Write out all entries word for word.
>>>>
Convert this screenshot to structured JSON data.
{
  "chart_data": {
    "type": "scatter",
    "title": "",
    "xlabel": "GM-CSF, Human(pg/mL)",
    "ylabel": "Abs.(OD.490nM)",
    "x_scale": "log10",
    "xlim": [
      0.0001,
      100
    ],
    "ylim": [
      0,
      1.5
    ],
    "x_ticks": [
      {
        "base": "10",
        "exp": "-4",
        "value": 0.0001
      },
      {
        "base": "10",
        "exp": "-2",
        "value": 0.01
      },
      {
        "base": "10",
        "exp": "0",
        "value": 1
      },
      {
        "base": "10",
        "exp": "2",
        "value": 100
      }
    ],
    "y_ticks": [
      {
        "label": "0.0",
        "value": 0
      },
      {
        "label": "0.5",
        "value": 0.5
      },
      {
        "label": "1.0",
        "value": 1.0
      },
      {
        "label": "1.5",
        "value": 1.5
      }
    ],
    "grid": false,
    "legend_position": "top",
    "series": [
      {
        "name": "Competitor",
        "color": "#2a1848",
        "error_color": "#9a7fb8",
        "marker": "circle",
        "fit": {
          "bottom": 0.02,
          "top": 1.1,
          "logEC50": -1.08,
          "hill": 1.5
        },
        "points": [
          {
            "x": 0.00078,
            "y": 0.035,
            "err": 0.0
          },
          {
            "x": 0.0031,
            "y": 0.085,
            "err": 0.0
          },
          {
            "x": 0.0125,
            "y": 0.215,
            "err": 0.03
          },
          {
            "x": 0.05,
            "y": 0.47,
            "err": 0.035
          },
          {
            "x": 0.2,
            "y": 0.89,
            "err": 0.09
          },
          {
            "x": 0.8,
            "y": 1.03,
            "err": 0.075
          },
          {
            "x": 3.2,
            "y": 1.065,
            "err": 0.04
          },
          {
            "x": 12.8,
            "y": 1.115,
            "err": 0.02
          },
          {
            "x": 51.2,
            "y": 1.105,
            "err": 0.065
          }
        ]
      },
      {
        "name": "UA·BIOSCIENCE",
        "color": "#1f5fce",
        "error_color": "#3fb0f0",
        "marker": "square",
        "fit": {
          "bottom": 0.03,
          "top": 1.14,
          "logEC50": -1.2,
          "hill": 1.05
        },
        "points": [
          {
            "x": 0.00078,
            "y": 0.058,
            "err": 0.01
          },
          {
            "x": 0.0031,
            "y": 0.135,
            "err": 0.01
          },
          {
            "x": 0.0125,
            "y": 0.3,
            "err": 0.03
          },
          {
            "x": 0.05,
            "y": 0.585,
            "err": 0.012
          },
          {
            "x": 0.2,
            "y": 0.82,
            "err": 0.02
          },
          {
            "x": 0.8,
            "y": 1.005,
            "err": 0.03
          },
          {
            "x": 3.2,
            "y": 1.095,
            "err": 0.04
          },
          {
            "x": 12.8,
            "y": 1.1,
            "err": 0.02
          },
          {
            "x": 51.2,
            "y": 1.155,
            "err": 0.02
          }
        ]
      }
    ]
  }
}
<<<<
(WRITTEN RESPONSE):
Convert this screenshot to structured JSON data.
{
  "chart_data": {
    "type": "scatter",
    "title": "",
    "xlabel": "GM-CSF, Human(pg/mL)",
    "ylabel": "Abs.(OD.490nM)",
    "x_scale": "log10",
    "xlim": [
      0.0001,
      100
    ],
    "ylim": [
      0,
      1.5
    ],
    "x_ticks": [
      {
        "base": "10",
        "exp": "-4",
        "value": 0.0001
      },
      {
        "base": "10",
        "exp": "-2",
        "value": 0.01
      },
      {
        "base": "10",
        "exp": "0",
        "value": 1
      },
      {
        "base": "10",
        "exp": "2",
        "value": 100
      }
    ],
    "y_ticks": [
      {
        "label": "0.0",
        "value": 0
      },
      {
        "label": "0.5",
        "value": 0.5
      },
      {
        "label": "1.0",
        "value": 1.0
      },
      {
        "label": "1.5",
        "value": 1.5
      }
    ],
    "grid": false,
    "legend_position": "top",
    "series": [
      {
        "name": "Competitor",
        "color": "#2a1848",
        "error_color": "#9a7fb8",
        "marker": "circle",
        "fit": {
          "bottom": 0.02,
          "top": 1.1,
          "logEC50": -1.08,
          "hill": 1.5
        },
        "points": [
          {
            "x": 0.00078,
            "y": 0.035,
            "err": 0.0
          },
          {
            "x": 0.0031,
            "y": 0.085,
            "err": 0.0
          },
          {
            "x": 0.0125,
            "y": 0.215,
            "err": 0.03
          },
          {
            "x": 0.05,
            "y": 0.47,
            "err": 0.035
          },
          {
            "x": 0.2,
            "y": 0.89,
            "err": 0.09
          },
          {
            "x": 0.8,
            "y": 1.03,
            "err": 0.075
          },
          {
            "x": 3.2,
            "y": 1.065,
            "err": 0.04
          },
          {
            "x": 12.8,
            "y": 1.115,
            "err": 0.02
          },
          {
            "x": 51.2,
            "y": 1.105,
            "err": 0.065
          }
        ]
      },
      {
        "name": "UA·BIOSCIENCE",
        "color": "#1f5fce",
        "error_color": "#3fb0f0",
        "marker": "square",
        "fit": {
          "bottom": 0.03,
          "top": 1.14,
          "logEC50": -1.2,
          "hill": 1.05
        },
        "points": [
          {
            "x": 0.00078,
            "y": 0.058,
            "err": 0.01
          },
          {
            "x": 0.0031,
            "y": 0.135,
            "err": 0.01
          },
          {
            "x": 0.0125,
            "y": 0.3,
            "err": 0.03
          },
          {
            "x": 0.05,
            "y": 0.585,
            "err": 0.012
          },
          {
            "x": 0.2,
            "y": 0.82,
            "err": 0.02
          },
          {
            "x": 0.8,
            "y": 1.005,
            "err": 0.03
          },
          {
            "x": 3.2,
            "y": 1.095,
            "err": 0.04
          },
          {
            "x": 12.8,
            "y": 1.1,
            "err": 0.02
          },
          {
            "x": 51.2,
            "y": 1.155,
            "err": 0.02
          }
        ]
      }
    ]
  }
}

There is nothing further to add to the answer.